Text shown:
===

A group at the Technical University of Munich (TUM) conducted a reader study by four radiologists who tested images acquired from healthy patients and patients diagnosed with moderate COVID-19. Images assessed included standard chest x-rays alone, dark-field chest x-rays alone, or both images displayed simultaneously.
"We found that dark-field imaging has a higher sensitivity for COVID-19-pneumonia than attenuation-based imaging, and that the combination of both is superior to one imaging modality alone," wrote corresponding author Manuela Frank, a doctoral candidate in biomedical physics at TUM, and colleagues.
The work is based on recent technological advancements on a human-scale dark-field chest x-ray imaging prototype that enables the acquisition of quantitative dark-field x-rays with diagnostic image quality at a radiation dose comparable to conventional x-rays, the authors noted.
Dark-field x-ray imaging has been proposed by the TUM group as a new diagnostic tool for the assessment of microstructural changes in lung parenchyma and has shown promise imaging various lung diseases in mouse models and in first studies in humans.
In this study, the researchers enrolled volunteers who underwent chest CT scans for suspected COVID-19 infection at their hospital in Munich between May 2020 and December 2020. The final study group consisted of 40 healthy patients and 60 with COVID-19 pneumonia.
Patients are positioned within the beam path of the prototype via a lifting platform inside of the patient cabin. The prototype acquires both attenuation-based and dark-field chest x-rays simultaneously at a time window of about 17 ms per frame. One scan consists of a maximum of 195 single frames taken in about seven seconds, the authors wrote.
Four radiologists with different levels of experience in dark-field imaging (two, five, seven, and nine years) assessed only attenuation-based radiographs, only dark-field radiographs, and both displayed simultaneously for all patients. Values 1 to 3 were counted as negatives, while values 4 to 6 were counted as positives.
Overall rating values by the readers for the presence of COVID-19-pneumonia in infected patients were substantially higher for dark-field imaging (4.84) compared with attenuation-based imaging (3.16). Additionally, rating values for infected patients were higher for the combination of dark-field-based and conventional imaging (5.04) compared with dark field-based imaging alone, according to the findings.

===

Study material:
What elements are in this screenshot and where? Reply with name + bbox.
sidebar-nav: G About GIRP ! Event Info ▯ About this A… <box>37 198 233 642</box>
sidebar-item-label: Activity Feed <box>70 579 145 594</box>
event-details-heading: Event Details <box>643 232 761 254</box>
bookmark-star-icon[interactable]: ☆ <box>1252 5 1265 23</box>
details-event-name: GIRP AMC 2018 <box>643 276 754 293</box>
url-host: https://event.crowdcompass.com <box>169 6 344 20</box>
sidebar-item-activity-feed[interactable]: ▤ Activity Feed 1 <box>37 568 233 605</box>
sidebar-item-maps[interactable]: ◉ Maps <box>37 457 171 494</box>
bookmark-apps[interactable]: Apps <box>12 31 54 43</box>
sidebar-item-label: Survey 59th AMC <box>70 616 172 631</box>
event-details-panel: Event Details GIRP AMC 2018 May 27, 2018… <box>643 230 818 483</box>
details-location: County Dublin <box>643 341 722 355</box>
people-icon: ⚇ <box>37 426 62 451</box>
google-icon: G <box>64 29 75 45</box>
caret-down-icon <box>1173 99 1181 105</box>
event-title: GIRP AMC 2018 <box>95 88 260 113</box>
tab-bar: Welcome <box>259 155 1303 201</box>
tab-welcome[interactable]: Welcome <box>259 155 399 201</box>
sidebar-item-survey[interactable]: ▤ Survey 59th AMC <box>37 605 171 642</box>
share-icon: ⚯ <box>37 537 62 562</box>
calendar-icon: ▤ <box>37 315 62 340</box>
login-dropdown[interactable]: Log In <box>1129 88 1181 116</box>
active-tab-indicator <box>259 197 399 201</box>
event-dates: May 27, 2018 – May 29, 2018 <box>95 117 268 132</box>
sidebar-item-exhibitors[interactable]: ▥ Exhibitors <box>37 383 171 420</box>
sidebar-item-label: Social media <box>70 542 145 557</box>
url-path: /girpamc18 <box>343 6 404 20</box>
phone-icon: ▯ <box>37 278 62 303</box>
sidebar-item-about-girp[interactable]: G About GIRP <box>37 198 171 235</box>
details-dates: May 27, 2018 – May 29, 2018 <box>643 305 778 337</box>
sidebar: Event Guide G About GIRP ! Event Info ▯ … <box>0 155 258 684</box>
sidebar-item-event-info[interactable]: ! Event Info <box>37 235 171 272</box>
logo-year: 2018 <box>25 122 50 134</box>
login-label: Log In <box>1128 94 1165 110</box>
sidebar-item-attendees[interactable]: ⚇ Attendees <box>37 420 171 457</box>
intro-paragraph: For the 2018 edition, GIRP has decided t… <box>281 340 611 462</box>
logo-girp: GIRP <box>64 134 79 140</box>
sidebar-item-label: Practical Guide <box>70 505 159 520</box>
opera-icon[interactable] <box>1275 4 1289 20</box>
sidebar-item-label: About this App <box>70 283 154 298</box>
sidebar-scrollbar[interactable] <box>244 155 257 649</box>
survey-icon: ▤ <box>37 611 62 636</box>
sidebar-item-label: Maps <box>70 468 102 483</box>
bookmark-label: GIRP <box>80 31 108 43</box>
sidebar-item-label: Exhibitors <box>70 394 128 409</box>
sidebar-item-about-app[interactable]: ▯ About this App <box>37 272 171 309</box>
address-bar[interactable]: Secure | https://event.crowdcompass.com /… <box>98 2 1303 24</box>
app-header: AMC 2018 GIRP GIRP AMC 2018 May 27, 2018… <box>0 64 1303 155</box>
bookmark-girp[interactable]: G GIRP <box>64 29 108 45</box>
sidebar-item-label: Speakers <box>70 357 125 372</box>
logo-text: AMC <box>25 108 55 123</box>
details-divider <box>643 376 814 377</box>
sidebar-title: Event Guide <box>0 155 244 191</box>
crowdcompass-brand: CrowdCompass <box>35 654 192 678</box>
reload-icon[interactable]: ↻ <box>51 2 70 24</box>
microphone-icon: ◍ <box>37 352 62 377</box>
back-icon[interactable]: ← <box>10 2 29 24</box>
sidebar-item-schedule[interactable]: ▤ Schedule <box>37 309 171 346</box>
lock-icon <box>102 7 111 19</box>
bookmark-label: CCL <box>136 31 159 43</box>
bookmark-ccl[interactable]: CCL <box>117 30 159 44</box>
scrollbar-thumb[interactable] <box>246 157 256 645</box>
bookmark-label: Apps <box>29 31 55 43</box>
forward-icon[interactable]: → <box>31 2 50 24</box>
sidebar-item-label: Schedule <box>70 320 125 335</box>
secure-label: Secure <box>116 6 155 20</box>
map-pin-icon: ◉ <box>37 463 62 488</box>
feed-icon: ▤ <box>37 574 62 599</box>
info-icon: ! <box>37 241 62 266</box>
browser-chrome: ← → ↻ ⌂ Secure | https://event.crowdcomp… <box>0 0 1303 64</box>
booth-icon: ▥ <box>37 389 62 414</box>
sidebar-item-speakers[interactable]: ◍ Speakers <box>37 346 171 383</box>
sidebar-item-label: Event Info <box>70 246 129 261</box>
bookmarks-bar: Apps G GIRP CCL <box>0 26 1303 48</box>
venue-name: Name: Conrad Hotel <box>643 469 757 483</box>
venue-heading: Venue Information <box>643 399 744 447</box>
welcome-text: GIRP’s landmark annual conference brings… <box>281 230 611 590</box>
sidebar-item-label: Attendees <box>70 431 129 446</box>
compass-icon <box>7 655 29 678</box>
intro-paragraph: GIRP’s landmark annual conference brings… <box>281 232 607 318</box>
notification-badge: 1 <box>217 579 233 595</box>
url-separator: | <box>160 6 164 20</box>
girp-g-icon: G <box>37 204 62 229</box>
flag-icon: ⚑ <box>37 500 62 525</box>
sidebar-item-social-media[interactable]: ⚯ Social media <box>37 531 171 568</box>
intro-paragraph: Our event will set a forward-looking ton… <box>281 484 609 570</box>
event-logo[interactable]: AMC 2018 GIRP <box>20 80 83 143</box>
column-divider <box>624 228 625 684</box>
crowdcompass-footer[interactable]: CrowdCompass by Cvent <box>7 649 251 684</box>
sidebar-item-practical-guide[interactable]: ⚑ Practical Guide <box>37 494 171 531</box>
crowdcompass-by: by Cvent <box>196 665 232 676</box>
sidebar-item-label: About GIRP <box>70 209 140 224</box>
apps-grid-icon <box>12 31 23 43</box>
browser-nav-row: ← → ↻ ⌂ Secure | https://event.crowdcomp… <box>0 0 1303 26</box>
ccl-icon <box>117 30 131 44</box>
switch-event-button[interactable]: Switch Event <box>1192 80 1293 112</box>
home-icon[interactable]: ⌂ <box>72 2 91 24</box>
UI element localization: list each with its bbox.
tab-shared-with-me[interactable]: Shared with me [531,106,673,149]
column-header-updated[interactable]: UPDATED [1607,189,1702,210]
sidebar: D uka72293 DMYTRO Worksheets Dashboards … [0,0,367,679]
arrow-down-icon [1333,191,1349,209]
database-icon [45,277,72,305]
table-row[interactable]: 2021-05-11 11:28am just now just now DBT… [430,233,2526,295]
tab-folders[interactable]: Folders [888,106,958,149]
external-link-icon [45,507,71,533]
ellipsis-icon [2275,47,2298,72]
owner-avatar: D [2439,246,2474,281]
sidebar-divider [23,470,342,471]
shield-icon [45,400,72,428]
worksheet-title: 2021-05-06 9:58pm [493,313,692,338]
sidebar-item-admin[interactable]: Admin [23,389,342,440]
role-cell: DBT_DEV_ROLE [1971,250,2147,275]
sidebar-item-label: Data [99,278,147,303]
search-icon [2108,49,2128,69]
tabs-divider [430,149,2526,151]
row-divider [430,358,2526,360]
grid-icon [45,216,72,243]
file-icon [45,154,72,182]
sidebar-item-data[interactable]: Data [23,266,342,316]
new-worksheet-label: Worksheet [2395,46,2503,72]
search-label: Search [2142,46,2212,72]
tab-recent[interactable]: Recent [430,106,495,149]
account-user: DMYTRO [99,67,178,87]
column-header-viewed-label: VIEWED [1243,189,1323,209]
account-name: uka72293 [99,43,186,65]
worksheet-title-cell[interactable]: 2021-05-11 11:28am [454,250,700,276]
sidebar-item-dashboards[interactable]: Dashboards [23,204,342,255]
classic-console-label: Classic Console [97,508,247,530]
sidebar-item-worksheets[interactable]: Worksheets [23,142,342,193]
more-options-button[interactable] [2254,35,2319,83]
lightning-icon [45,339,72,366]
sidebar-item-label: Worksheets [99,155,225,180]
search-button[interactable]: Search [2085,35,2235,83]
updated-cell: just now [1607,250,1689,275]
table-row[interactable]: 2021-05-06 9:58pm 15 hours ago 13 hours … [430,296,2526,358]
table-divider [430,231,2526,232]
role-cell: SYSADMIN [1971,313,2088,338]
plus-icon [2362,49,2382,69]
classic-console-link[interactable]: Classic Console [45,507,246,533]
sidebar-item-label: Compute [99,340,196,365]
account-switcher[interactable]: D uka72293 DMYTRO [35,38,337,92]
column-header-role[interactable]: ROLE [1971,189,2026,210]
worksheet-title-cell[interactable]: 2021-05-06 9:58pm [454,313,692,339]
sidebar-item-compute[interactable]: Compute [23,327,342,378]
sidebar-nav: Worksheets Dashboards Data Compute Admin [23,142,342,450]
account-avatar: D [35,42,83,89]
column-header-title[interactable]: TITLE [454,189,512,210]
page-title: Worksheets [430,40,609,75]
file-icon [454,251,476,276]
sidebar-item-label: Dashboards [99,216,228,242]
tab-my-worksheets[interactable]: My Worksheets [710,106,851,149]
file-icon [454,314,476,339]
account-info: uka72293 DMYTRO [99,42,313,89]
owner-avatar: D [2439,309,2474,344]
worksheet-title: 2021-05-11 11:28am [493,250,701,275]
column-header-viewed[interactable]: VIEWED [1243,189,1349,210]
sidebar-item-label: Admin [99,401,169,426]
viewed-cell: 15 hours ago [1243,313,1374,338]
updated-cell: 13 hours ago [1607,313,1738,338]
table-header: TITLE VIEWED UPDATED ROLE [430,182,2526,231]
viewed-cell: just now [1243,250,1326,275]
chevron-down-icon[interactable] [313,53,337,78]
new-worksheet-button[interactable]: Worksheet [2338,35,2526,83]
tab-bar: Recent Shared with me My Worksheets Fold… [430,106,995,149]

===

To do:
A: Edit the dark-field x-ray article, starting with "Dark-field x-ray imaging" and going on through "studies in humans.", and replace "mouse models" with "animal models".
B: Continue the article on dark-field chest x-rays for COVID-19 pneumonia, picking up after its last sentence.

Task-by-task results:
A:
Dark-field x-ray imaging has been proposed by the TUM group as a new diagnostic tool for the assessment of microstructural changes in lung parenchyma and has shown promise imaging various lung diseases in animal models and in first studies in humans.

B:
(a) Dark-field and (b) conventional (attenuation-based) chest radiographs of a healthy subject. The dark-field radiograph exhibits a strong, homogeneous dark-field signal. The respective attenuation-based image shows no apparent pathology. (c) Dark-field and (d) attenuation-based chest radiographs of a patient infected with COVID-19. Compared with the healthy subject, the infected patient shows an overall decrease of signal intensity. While the signal of the healthy subject is homogeneous, the dark-field signal of the infected patient appears inhomogeneous and patchy, especially in the periphery of the lung (arrowheads). Image courtesy of Research Square.
In a receiver operating characteristic (ROC) analysis for the differentiation between infected patients and healthy subjects, the effect size expressed as area under the ROC curve (AUC) was 0.78 for standard radiographs, 0.91 for dark-field images, and 0.93 for the combination of both.
"In this study, we present the first application of the recently developed dark-field x-ray imaging technology for the assessment of COVID-19-pneumonia and demonstrate its superiority over conventional radiography," the authors wrote.
Ultimately, the researchers are aiming to introduce a low-radiation, medical imaging alternative to CT imaging for COVID-19 pneumonia detection and follow-up. Although the sensitivity radiologists achieved when reading both dark-field chest x-rays and conventional chest x-rays together in this study was not as high as seen in CT imaging, it is still reasonably high and comes with only a fraction of the CT radiation dose, according to the authors.
However, further technological improvements are required, as well as clinical studies to evaluate the prototype's potential for lung imaging, the researchers wrote.
"Dark-field imaging might be a low-radiation alternative for disease monitoring, especially in patients where repetitive CT scans should be avoided," Frank and colleagues concluded.